> Exercise: Each record below should be output verbatim, without pictures.

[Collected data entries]
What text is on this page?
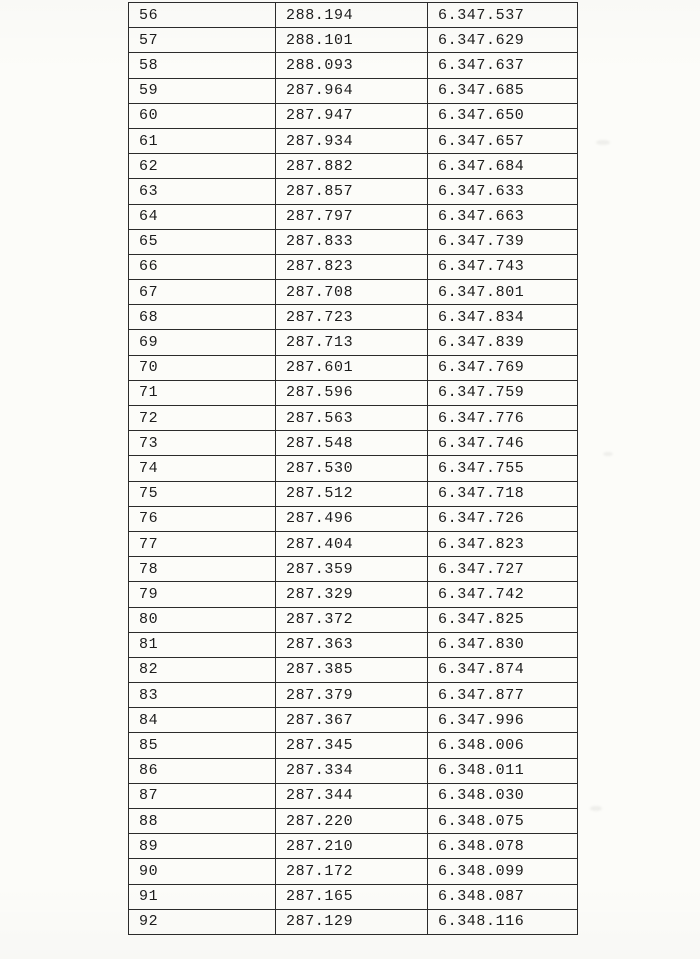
56	288.194	6.347.537
57	288.101	6.347.629
58	288.093	6.347.637
59	287.964	6.347.685
60	287.947	6.347.650
61	287.934	6.347.657
62	287.882	6.347.684
63	287.857	6.347.633
64	287.797	6.347.663
65	287.833	6.347.739
66	287.823	6.347.743
67	287.708	6.347.801
68	287.723	6.347.834
69	287.713	6.347.839
70	287.601	6.347.769
71	287.596	6.347.759
72	287.563	6.347.776
73	287.548	6.347.746
74	287.530	6.347.755
75	287.512	6.347.718
76	287.496	6.347.726
77	287.404	6.347.823
78	287.359	6.347.727
79	287.329	6.347.742
80	287.372	6.347.825
81	287.363	6.347.830
82	287.385	6.347.874
83	287.379	6.347.877
84	287.367	6.347.996
85	287.345	6.348.006
86	287.334	6.348.011
87	287.344	6.348.030
88	287.220	6.348.075
89	287.210	6.348.078
90	287.172	6.348.099
91	287.165	6.348.087
92	287.129	6.348.116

> Exercise solution:
What text is on this page?
56	288.194	6.347.537
57	288.101	6.347.629
58	288.093	6.347.637
59	287.964	6.347.685
60	287.947	6.347.650
61	287.934	6.347.657
62	287.882	6.347.684
63	287.857	6.347.633
64	287.797	6.347.663
65	287.833	6.347.739
66	287.823	6.347.743
67	287.708	6.347.801
68	287.723	6.347.834
69	287.713	6.347.839
70	287.601	6.347.769
71	287.596	6.347.759
72	287.563	6.347.776
73	287.548	6.347.746
74	287.530	6.347.755
75	287.512	6.347.718
76	287.496	6.347.726
77	287.404	6.347.823
78	287.359	6.347.727
79	287.329	6.347.742
80	287.372	6.347.825
81	287.363	6.347.830
82	287.385	6.347.874
83	287.379	6.347.877
84	287.367	6.347.996
85	287.345	6.348.006
86	287.334	6.348.011
87	287.344	6.348.030
88	287.220	6.348.075
89	287.210	6.348.078
90	287.172	6.348.099
91	287.165	6.348.087
92	287.129	6.348.116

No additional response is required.